TASK BRIEF: Set down every entry word for word. Omit the pictures.

PROVIDED DATA:
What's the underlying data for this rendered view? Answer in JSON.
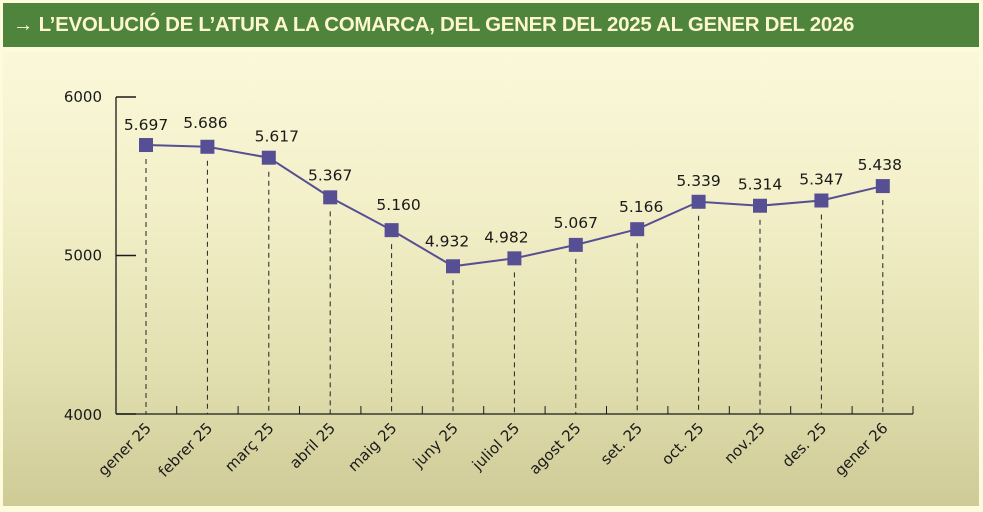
{
  "header": {
    "title": "→ L’EVOLUCIÓ DE L’ATUR A LA COMARCA, DEL GENER DEL 2025 AL GENER DEL 2026"
  },
  "colors": {
    "header_bg": "#4e843b",
    "header_text": "#fdf6cf",
    "line": "#574f93",
    "marker": "#574f93",
    "axis": "#1a1a1a"
  },
  "chart_data": {
    "type": "line",
    "title": "→ L’EVOLUCIÓ DE L’ATUR A LA COMARCA, DEL GENER DEL 2025 AL GENER DEL 2026",
    "xlabel": "",
    "ylabel": "",
    "ylim": [
      4000,
      6000
    ],
    "yticks": [
      4000,
      5000,
      6000
    ],
    "ytick_labels": [
      "4000",
      "5000",
      "6000"
    ],
    "grid": false,
    "legend": "none",
    "categories": [
      "gener 25",
      "febrer 25",
      "març 25",
      "abril 25",
      "maig 25",
      "juny 25",
      "juliol 25",
      "agost 25",
      "set. 25",
      "oct. 25",
      "nov.25",
      "des. 25",
      "gener 26"
    ],
    "series": [
      {
        "name": "Atur",
        "values": [
          5697,
          5686,
          5617,
          5367,
          5160,
          4932,
          4982,
          5067,
          5166,
          5339,
          5314,
          5347,
          5438
        ],
        "labels": [
          "5.697",
          "5.686",
          "5.617",
          "5.367",
          "5.160",
          "4.932",
          "4.982",
          "5.067",
          "5.166",
          "5.339",
          "5.314",
          "5.347",
          "5.438"
        ]
      }
    ]
  }
}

RESPONSE:
What's the underlying data for this rendered view? Answer in JSON.
{
  "header": {
    "title": "→ L’EVOLUCIÓ DE L’ATUR A LA COMARCA, DEL GENER DEL 2025 AL GENER DEL 2026"
  },
  "colors": {
    "header_bg": "#4e843b",
    "header_text": "#fdf6cf",
    "line": "#574f93",
    "marker": "#574f93",
    "axis": "#1a1a1a"
  },
  "chart_data": {
    "type": "line",
    "title": "→ L’EVOLUCIÓ DE L’ATUR A LA COMARCA, DEL GENER DEL 2025 AL GENER DEL 2026",
    "xlabel": "",
    "ylabel": "",
    "ylim": [
      4000,
      6000
    ],
    "yticks": [
      4000,
      5000,
      6000
    ],
    "ytick_labels": [
      "4000",
      "5000",
      "6000"
    ],
    "grid": false,
    "legend": "none",
    "categories": [
      "gener 25",
      "febrer 25",
      "març 25",
      "abril 25",
      "maig 25",
      "juny 25",
      "juliol 25",
      "agost 25",
      "set. 25",
      "oct. 25",
      "nov.25",
      "des. 25",
      "gener 26"
    ],
    "series": [
      {
        "name": "Atur",
        "values": [
          5697,
          5686,
          5617,
          5367,
          5160,
          4932,
          4982,
          5067,
          5166,
          5339,
          5314,
          5347,
          5438
        ],
        "labels": [
          "5.697",
          "5.686",
          "5.617",
          "5.367",
          "5.160",
          "4.932",
          "4.982",
          "5.067",
          "5.166",
          "5.339",
          "5.314",
          "5.347",
          "5.438"
        ]
      }
    ]
  }
}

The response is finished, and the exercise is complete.